EXERCISE – Wherever the word "births" appears in a line, copy that line.

RAW DATA –

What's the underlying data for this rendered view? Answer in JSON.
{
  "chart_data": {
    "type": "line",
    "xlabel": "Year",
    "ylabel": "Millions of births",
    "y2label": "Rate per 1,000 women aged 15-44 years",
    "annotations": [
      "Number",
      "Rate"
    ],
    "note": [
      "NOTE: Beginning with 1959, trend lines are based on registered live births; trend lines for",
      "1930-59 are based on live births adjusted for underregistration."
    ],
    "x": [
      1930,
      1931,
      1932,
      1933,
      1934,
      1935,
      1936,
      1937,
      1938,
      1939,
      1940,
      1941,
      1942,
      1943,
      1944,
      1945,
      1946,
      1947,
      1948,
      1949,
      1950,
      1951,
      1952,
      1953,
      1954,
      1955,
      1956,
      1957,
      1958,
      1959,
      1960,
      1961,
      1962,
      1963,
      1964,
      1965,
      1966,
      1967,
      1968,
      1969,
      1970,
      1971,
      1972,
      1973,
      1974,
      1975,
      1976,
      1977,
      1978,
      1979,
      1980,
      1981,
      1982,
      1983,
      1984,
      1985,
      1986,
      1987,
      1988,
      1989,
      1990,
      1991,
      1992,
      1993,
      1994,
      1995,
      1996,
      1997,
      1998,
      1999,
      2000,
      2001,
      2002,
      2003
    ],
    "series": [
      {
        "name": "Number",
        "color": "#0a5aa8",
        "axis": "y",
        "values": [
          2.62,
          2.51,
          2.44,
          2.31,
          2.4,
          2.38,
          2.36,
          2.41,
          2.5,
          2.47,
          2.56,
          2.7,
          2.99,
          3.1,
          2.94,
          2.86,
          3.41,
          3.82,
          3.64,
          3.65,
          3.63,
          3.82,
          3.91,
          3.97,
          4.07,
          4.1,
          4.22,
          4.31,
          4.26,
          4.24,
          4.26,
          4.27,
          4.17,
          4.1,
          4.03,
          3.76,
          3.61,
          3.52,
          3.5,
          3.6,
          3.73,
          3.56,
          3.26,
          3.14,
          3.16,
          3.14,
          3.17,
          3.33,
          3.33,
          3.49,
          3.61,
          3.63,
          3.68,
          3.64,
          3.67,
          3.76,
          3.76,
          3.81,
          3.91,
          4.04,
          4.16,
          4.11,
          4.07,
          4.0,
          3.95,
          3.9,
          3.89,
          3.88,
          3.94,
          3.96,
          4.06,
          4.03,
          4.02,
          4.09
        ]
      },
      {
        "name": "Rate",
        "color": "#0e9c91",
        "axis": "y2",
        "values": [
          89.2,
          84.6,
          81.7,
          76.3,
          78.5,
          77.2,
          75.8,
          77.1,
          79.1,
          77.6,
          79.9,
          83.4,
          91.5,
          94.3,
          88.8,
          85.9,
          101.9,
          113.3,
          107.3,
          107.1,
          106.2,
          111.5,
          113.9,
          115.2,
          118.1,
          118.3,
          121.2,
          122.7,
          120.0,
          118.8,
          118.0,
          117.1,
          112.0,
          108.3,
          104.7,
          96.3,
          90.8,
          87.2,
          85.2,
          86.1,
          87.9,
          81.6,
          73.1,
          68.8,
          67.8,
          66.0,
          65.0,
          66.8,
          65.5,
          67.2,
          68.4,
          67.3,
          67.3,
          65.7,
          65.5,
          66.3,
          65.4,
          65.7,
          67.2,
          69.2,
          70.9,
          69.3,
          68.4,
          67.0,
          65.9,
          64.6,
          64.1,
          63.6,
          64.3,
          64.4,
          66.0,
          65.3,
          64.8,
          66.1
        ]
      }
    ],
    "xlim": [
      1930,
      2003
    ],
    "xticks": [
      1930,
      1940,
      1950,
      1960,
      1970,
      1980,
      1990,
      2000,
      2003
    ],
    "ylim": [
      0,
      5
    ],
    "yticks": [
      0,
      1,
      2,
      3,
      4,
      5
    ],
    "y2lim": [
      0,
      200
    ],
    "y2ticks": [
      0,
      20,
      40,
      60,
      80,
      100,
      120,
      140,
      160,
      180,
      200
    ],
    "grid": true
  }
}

SOLUTION –
    "ylabel": "Millions of births",
      "NOTE: Beginning with 1959, trend lines are based on registered live births; trend lines for",
      "1930-59 are based on live births adjusted for underregistration."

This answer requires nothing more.